Find the lines that hold the word "service" and return them.
-- start --
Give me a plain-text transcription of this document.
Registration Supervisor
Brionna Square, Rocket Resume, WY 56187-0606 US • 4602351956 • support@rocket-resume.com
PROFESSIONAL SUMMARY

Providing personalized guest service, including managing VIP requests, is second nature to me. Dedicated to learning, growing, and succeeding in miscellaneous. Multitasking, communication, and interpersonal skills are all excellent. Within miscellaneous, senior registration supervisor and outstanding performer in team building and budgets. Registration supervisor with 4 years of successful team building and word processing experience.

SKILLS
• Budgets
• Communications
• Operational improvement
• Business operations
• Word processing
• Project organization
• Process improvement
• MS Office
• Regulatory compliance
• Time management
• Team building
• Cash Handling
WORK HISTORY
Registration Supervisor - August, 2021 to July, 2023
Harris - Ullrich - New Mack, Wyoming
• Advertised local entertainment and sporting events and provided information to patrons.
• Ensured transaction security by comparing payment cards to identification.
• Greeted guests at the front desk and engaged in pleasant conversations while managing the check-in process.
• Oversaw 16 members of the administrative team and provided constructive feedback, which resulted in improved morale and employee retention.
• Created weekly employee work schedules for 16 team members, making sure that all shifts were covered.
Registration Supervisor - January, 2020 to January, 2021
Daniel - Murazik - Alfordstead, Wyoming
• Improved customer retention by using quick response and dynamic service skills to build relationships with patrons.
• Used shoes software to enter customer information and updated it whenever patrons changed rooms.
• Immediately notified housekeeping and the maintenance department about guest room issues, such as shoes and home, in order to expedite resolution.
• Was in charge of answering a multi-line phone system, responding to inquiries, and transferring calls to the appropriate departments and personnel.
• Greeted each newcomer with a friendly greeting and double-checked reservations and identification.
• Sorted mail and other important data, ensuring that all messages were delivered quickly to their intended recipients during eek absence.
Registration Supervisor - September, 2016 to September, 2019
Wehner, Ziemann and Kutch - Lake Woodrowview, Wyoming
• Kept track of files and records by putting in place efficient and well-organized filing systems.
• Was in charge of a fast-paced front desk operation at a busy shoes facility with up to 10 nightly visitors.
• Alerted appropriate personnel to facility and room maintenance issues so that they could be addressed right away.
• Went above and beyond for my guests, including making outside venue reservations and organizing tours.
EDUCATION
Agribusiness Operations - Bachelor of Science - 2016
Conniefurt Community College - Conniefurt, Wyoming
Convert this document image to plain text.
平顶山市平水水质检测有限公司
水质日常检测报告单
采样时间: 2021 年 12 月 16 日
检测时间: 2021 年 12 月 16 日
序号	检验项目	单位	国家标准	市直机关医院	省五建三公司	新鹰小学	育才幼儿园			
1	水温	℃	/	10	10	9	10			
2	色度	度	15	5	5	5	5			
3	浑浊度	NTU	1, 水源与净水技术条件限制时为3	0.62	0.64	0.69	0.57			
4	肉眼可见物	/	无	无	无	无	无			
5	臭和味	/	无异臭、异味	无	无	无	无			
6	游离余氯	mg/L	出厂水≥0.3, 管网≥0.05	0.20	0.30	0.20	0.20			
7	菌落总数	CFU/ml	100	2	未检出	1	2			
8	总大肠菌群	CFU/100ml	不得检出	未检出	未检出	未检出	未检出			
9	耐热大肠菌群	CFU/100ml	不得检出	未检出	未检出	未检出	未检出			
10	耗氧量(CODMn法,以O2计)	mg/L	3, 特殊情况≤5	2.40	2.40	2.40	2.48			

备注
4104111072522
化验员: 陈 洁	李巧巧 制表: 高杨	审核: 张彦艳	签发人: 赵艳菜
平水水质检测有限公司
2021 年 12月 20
-- end --
> Complete response
Providing personalized guest service, including managing VIP requests, is second nature to me. Dedicated to learning, growing, and succeeding in miscellaneous. Multitasking, communication, and interpersonal skills are all excellent. Within miscellaneous, senior registration supervisor and outstanding performer in team building and budgets. Registration supervisor with 4 years of successful team building and word processing experience.
• Improved customer retention by using quick response and dynamic service skills to build relationships with patrons.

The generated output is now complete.